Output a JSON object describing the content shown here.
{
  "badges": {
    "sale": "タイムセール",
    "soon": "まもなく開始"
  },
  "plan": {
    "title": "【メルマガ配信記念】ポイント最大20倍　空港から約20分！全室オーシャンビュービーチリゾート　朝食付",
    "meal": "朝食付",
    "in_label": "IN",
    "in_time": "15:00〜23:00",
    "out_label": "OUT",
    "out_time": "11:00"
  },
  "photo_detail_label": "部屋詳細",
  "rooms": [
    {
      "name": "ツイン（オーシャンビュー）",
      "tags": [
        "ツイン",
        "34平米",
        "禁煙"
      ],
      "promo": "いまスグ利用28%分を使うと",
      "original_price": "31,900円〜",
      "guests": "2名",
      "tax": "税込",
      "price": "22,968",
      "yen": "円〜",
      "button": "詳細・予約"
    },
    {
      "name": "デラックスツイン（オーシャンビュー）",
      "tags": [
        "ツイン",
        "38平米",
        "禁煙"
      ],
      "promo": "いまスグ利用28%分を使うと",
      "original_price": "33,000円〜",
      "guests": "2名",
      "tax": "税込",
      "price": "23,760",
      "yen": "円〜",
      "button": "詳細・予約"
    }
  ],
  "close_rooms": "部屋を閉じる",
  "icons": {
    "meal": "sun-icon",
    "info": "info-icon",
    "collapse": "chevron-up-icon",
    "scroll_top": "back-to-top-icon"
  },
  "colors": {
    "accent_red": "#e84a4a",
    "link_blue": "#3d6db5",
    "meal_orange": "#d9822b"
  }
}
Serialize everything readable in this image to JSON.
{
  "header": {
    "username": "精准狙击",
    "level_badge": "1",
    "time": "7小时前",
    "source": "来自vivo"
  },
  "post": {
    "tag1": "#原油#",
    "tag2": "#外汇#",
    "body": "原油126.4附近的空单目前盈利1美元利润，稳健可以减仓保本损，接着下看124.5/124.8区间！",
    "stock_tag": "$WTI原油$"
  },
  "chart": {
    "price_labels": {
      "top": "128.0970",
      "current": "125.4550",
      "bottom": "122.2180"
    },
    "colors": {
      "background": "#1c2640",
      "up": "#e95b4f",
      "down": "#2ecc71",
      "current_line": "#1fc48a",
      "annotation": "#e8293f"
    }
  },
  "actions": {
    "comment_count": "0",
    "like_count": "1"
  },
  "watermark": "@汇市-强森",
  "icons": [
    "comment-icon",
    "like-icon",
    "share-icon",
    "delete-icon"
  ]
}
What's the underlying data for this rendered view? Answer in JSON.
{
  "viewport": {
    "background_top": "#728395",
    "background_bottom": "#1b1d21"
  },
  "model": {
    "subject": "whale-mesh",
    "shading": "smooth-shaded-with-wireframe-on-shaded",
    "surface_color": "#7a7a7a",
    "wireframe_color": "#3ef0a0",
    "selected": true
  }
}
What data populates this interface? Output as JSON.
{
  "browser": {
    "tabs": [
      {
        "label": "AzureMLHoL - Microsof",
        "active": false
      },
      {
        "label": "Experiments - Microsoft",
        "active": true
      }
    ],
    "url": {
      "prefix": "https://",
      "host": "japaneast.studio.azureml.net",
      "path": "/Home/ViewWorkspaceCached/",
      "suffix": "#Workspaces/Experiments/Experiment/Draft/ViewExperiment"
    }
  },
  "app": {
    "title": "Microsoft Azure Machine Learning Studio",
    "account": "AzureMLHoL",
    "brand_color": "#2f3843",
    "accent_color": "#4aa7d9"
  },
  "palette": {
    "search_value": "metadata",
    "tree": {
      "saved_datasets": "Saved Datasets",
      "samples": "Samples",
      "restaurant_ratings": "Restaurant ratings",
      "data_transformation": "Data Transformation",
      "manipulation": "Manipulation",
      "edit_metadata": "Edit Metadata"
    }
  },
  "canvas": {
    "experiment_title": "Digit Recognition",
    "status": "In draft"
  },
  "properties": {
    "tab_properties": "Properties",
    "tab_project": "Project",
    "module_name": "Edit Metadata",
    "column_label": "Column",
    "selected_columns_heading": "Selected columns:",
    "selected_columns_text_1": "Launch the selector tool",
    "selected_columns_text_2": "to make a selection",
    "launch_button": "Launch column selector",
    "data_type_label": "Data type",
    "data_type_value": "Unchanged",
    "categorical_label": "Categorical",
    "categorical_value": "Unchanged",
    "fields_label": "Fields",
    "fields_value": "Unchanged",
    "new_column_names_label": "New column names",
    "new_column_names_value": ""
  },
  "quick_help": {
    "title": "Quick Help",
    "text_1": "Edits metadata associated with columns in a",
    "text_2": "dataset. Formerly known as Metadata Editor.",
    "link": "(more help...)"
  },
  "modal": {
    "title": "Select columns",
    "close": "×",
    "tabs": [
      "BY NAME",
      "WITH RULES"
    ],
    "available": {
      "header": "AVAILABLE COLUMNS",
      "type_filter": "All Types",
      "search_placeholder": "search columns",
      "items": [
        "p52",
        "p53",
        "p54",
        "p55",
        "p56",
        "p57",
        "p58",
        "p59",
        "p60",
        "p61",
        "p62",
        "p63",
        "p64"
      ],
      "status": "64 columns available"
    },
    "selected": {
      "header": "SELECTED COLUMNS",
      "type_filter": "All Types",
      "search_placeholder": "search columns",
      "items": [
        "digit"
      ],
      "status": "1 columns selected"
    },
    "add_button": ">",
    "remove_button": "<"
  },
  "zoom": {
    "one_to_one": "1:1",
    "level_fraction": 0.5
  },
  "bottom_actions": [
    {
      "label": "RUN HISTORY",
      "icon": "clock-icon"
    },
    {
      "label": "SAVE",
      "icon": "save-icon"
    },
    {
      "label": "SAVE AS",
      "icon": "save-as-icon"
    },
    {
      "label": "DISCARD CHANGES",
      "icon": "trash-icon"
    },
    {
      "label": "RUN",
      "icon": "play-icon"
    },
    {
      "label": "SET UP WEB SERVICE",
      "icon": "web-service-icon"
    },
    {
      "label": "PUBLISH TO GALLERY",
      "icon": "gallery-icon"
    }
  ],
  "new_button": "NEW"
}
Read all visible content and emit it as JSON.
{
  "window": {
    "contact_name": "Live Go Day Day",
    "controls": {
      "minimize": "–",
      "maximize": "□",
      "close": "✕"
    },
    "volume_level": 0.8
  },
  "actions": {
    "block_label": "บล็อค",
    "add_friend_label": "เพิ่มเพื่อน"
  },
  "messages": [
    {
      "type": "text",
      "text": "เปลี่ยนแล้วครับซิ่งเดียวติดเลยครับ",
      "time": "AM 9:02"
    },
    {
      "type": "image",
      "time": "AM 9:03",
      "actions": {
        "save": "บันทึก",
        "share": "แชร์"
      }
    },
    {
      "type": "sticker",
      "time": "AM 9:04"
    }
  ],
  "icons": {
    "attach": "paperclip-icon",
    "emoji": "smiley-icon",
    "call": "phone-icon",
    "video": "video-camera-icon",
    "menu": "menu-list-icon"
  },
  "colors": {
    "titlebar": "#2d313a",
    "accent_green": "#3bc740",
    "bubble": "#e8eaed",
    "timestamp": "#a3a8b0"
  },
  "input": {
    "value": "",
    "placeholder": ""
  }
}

+ + + + + + +

[Task to complete] Print out every record again, exactly and in full.

[Worked answer]
Output a JSON object describing the content shown here.
{
  "badges": {
    "sale": "タイムセール",
    "soon": "まもなく開始"
  },
  "plan": {
    "title": "【メルマガ配信記念】ポイント最大20倍　空港から約20分！全室オーシャンビュービーチリゾート　朝食付",
    "meal": "朝食付",
    "in_label": "IN",
    "in_time": "15:00〜23:00",
    "out_label": "OUT",
    "out_time": "11:00"
  },
  "photo_detail_label": "部屋詳細",
  "rooms": [
    {
      "name": "ツイン（オーシャンビュー）",
      "tags": [
        "ツイン",
        "34平米",
        "禁煙"
      ],
      "promo": "いまスグ利用28%分を使うと",
      "original_price": "31,900円〜",
      "guests": "2名",
      "tax": "税込",
      "price": "22,968",
      "yen": "円〜",
      "button": "詳細・予約"
    },
    {
      "name": "デラックスツイン（オーシャンビュー）",
      "tags": [
        "ツイン",
        "38平米",
        "禁煙"
      ],
      "promo": "いまスグ利用28%分を使うと",
      "original_price": "33,000円〜",
      "guests": "2名",
      "tax": "税込",
      "price": "23,760",
      "yen": "円〜",
      "button": "詳細・予約"
    }
  ],
  "close_rooms": "部屋を閉じる",
  "icons": {
    "meal": "sun-icon",
    "info": "info-icon",
    "collapse": "chevron-up-icon",
    "scroll_top": "back-to-top-icon"
  },
  "colors": {
    "accent_red": "#e84a4a",
    "link_blue": "#3d6db5",
    "meal_orange": "#d9822b"
  }
}
Serialize everything readable in this image to JSON.
{
  "header": {
    "username": "精准狙击",
    "level_badge": "1",
    "time": "7小时前",
    "source": "来自vivo"
  },
  "post": {
    "tag1": "#原油#",
    "tag2": "#外汇#",
    "body": "原油126.4附近的空单目前盈利1美元利润，稳健可以减仓保本损，接着下看124.5/124.8区间！",
    "stock_tag": "$WTI原油$"
  },
  "chart": {
    "price_labels": {
      "top": "128.0970",
      "current": "125.4550",
      "bottom": "122.2180"
    },
    "colors": {
      "background": "#1c2640",
      "up": "#e95b4f",
      "down": "#2ecc71",
      "current_line": "#1fc48a",
      "annotation": "#e8293f"
    }
  },
  "actions": {
    "comment_count": "0",
    "like_count": "1"
  },
  "watermark": "@汇市-强森",
  "icons": [
    "comment-icon",
    "like-icon",
    "share-icon",
    "delete-icon"
  ]
}
What's the underlying data for this rendered view? Answer in JSON.
{
  "viewport": {
    "background_top": "#728395",
    "background_bottom": "#1b1d21"
  },
  "model": {
    "subject": "whale-mesh",
    "shading": "smooth-shaded-with-wireframe-on-shaded",
    "surface_color": "#7a7a7a",
    "wireframe_color": "#3ef0a0",
    "selected": true
  }
}
What data populates this interface? Output as JSON.
{
  "browser": {
    "tabs": [
      {
        "label": "AzureMLHoL - Microsof",
        "active": false
      },
      {
        "label": "Experiments - Microsoft",
        "active": true
      }
    ],
    "url": {
      "prefix": "https://",
      "host": "japaneast.studio.azureml.net",
      "path": "/Home/ViewWorkspaceCached/",
      "suffix": "#Workspaces/Experiments/Experiment/Draft/ViewExperiment"
    }
  },
  "app": {
    "title": "Microsoft Azure Machine Learning Studio",
    "account": "AzureMLHoL",
    "brand_color": "#2f3843",
    "accent_color": "#4aa7d9"
  },
  "palette": {
    "search_value": "metadata",
    "tree": {
      "saved_datasets": "Saved Datasets",
      "samples": "Samples",
      "restaurant_ratings": "Restaurant ratings",
      "data_transformation": "Data Transformation",
      "manipulation": "Manipulation",
      "edit_metadata": "Edit Metadata"
    }
  },
  "canvas": {
    "experiment_title": "Digit Recognition",
    "status": "In draft"
  },
  "properties": {
    "tab_properties": "Properties",
    "tab_project": "Project",
    "module_name": "Edit Metadata",
    "column_label": "Column",
    "selected_columns_heading": "Selected columns:",
    "selected_columns_text_1": "Launch the selector tool",
    "selected_columns_text_2": "to make a selection",
    "launch_button": "Launch column selector",
    "data_type_label": "Data type",
    "data_type_value": "Unchanged",
    "categorical_label": "Categorical",
    "categorical_value": "Unchanged",
    "fields_label": "Fields",
    "fields_value": "Unchanged",
    "new_column_names_label": "New column names",
    "new_column_names_value": ""
  },
  "quick_help": {
    "title": "Quick Help",
    "text_1": "Edits metadata associated with columns in a",
    "text_2": "dataset. Formerly known as Metadata Editor.",
    "link": "(more help...)"
  },
  "modal": {
    "title": "Select columns",
    "close": "×",
    "tabs": [
      "BY NAME",
      "WITH RULES"
    ],
    "available": {
      "header": "AVAILABLE COLUMNS",
      "type_filter": "All Types",
      "search_placeholder": "search columns",
      "items": [
        "p52",
        "p53",
        "p54",
        "p55",
        "p56",
        "p57",
        "p58",
        "p59",
        "p60",
        "p61",
        "p62",
        "p63",
        "p64"
      ],
      "status": "64 columns available"
    },
    "selected": {
      "header": "SELECTED COLUMNS",
      "type_filter": "All Types",
      "search_placeholder": "search columns",
      "items": [
        "digit"
      ],
      "status": "1 columns selected"
    },
    "add_button": ">",
    "remove_button": "<"
  },
  "zoom": {
    "one_to_one": "1:1",
    "level_fraction": 0.5
  },
  "bottom_actions": [
    {
      "label": "RUN HISTORY",
      "icon": "clock-icon"
    },
    {
      "label": "SAVE",
      "icon": "save-icon"
    },
    {
      "label": "SAVE AS",
      "icon": "save-as-icon"
    },
    {
      "label": "DISCARD CHANGES",
      "icon": "trash-icon"
    },
    {
      "label": "RUN",
      "icon": "play-icon"
    },
    {
      "label": "SET UP WEB SERVICE",
      "icon": "web-service-icon"
    },
    {
      "label": "PUBLISH TO GALLERY",
      "icon": "gallery-icon"
    }
  ],
  "new_button": "NEW"
}
Read all visible content and emit it as JSON.
{
  "window": {
    "contact_name": "Live Go Day Day",
    "controls": {
      "minimize": "–",
      "maximize": "□",
      "close": "✕"
    },
    "volume_level": 0.8
  },
  "actions": {
    "block_label": "บล็อค",
    "add_friend_label": "เพิ่มเพื่อน"
  },
  "messages": [
    {
      "type": "text",
      "text": "เปลี่ยนแล้วครับซิ่งเดียวติดเลยครับ",
      "time": "AM 9:02"
    },
    {
      "type": "image",
      "time": "AM 9:03",
      "actions": {
        "save": "บันทึก",
        "share": "แชร์"
      }
    },
    {
      "type": "sticker",
      "time": "AM 9:04"
    }
  ],
  "icons": {
    "attach": "paperclip-icon",
    "emoji": "smiley-icon",
    "call": "phone-icon",
    "video": "video-camera-icon",
    "menu": "menu-list-icon"
  },
  "colors": {
    "titlebar": "#2d313a",
    "accent_green": "#3bc740",
    "bubble": "#e8eaed",
    "timestamp": "#a3a8b0"
  },
  "input": {
    "value": "",
    "placeholder": ""
  }
}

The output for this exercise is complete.